_What you have to do_.
Extract every line from the records below that contains the word "name".

_Recorded data_.
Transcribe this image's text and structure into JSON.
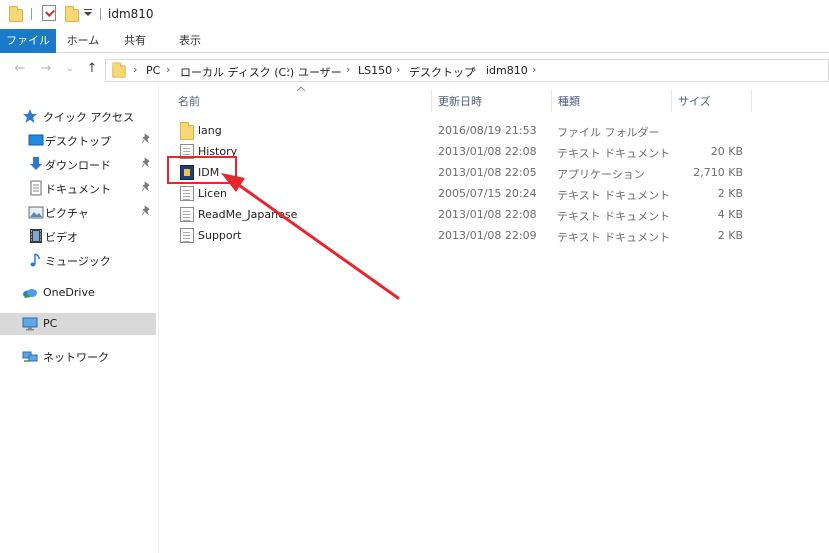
{
  "window": {
    "title": "idm810"
  },
  "ribbon": {
    "tabs": [
      "ファイル",
      "ホーム",
      "共有",
      "表示"
    ]
  },
  "nav_buttons": {
    "back": "←",
    "forward": "→",
    "recent": "⌄",
    "up": "↑"
  },
  "address": {
    "crumbs": [
      "PC",
      "ローカル ディスク (C:)",
      "ユーザー",
      "LS150",
      "デスクトップ",
      "idm810"
    ],
    "separator": "›"
  },
  "navpane": {
    "items": [
      {
        "label": "クイック アクセス",
        "icon": "star-icon",
        "pinned": false
      },
      {
        "label": "デスクトップ",
        "icon": "desktop-icon",
        "pinned": true
      },
      {
        "label": "ダウンロード",
        "icon": "download-icon",
        "pinned": true
      },
      {
        "label": "ドキュメント",
        "icon": "document-icon",
        "pinned": true
      },
      {
        "label": "ピクチャ",
        "icon": "pictures-icon",
        "pinned": true
      },
      {
        "label": "ビデオ",
        "icon": "video-icon",
        "pinned": false
      },
      {
        "label": "ミュージック",
        "icon": "music-icon",
        "pinned": false
      },
      {
        "label": "OneDrive",
        "icon": "onedrive-icon",
        "pinned": false
      },
      {
        "label": "PC",
        "icon": "pc-icon",
        "pinned": false,
        "selected": true
      },
      {
        "label": "ネットワーク",
        "icon": "network-icon",
        "pinned": false
      }
    ]
  },
  "columns": {
    "name": "名前",
    "date": "更新日時",
    "type": "種類",
    "size": "サイズ"
  },
  "files": [
    {
      "name": "lang",
      "date": "2016/08/19 21:53",
      "type": "ファイル フォルダー",
      "size": "",
      "icon": "folder-icon"
    },
    {
      "name": "History",
      "date": "2013/01/08 22:08",
      "type": "テキスト ドキュメント",
      "size": "20 KB",
      "icon": "text-file-icon"
    },
    {
      "name": "IDM",
      "date": "2013/01/08 22:05",
      "type": "アプリケーション",
      "size": "2,710 KB",
      "icon": "application-icon"
    },
    {
      "name": "Licen",
      "date": "2005/07/15 20:24",
      "type": "テキスト ドキュメント",
      "size": "2 KB",
      "icon": "text-file-icon"
    },
    {
      "name": "ReadMe_Japanese",
      "date": "2013/01/08 22:08",
      "type": "テキスト ドキュメント",
      "size": "4 KB",
      "icon": "text-file-icon"
    },
    {
      "name": "Support",
      "date": "2013/01/08 22:09",
      "type": "テキスト ドキュメント",
      "size": "2 KB",
      "icon": "text-file-icon"
    }
  ],
  "colors": {
    "accent": "#1979ca",
    "annotation": "#e8262e",
    "selected_nav": "#d9d9d9"
  }
}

_Solution_.
    "name": "名前",
      "name": "lang",
      "name": "History",
      "name": "IDM",
      "name": "Licen",
      "name": "ReadMe_Japanese",
      "name": "Support",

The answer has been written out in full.